下面的题解在介绍大概思路时，说最后的答案一定是什么？

-------- 正文 --------

题解
非常抽象的缩点
大概思路:搜索缩点成有向图,求该点的入度和出度,最后答案一定是 \(max(in,out)\)
总之很抽象
code
#define ll long long
#include<bits/stdc++.h>
using namespace std;
inline void read(ll &x) {
x = 0;
ll flag = 1;
char c = getchar();
while(c < '0' || c > '9'){
if(c == '-') flag = -1;
c = getchar();
}
while(c >= '0' && c <= '9') {
x = (x << 3) + (x << 1) + (c ^ 48);
c = getchar();
}
x *= flag;
}
inline void write(ll x)
{
if(x < 0){
putchar('-');
x = -x;
}
if(x > 9)
write(x / 10);
putchar(x % 10 + '0');
}
ll n, m;
ll a[505][505] = {0};
ll xx[4] = {1, 0, -1, 0}, yy[4] = {0, 1, 0, -1};
ll vis[505][505] = {0};
ll in[250005] = {0};//任何有向图一定可以表示为一颗倒着的树,如图
ll out[250005] = {0};
ll cnt = 0;
void ss(ll val, ll x, ll y)
{
vis[x][y] = 1;
for(ll i = 0; i < 4; i++)
{
ll x1 = x + xx[i], y1 = y + yy[i];
if(x1 > 0 && x1 <= n && y1 > 0 && y1 <= m)
{
if(a[x1][y1] == val)
{
if(!vis[x1][y1]) ss(val, x1, y1);
}
else if(a[x1][y1] < val) out[cnt]++;
else if(a[x1][y1] > val) in[cnt]++;
}
}
}
int main()
{
read(m); read(n);
for(ll i = 1; i <= n; i++)
for(ll j = 1; j <= m; j++)
read(a[i][j]);
for(ll i = 1; i <= n; i++)
for(ll j = 1; j <= m; j++)
if(!vis[i][j])
{
cnt++;
ss(a[i][j], i, j);
}
ll ins = 0, outs = 0;
for(ll i = 1; i <= cnt; i++)
{
ins += (!in[i]);
outs += (!out[i]);
}
if(cnt == 1) puts("0");//细节
else write(max(ins, outs)), putchar('\n');
return 0;
}

-------- 所给数据 --------

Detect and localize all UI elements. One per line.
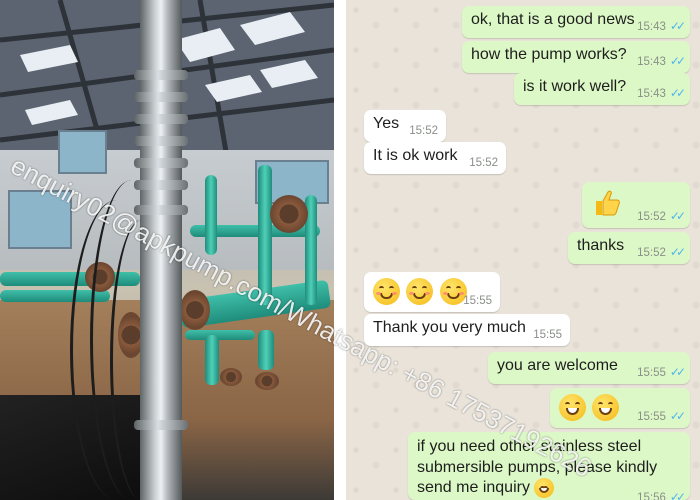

--------

任务结果:
最后的答案一定是 max(in,out)。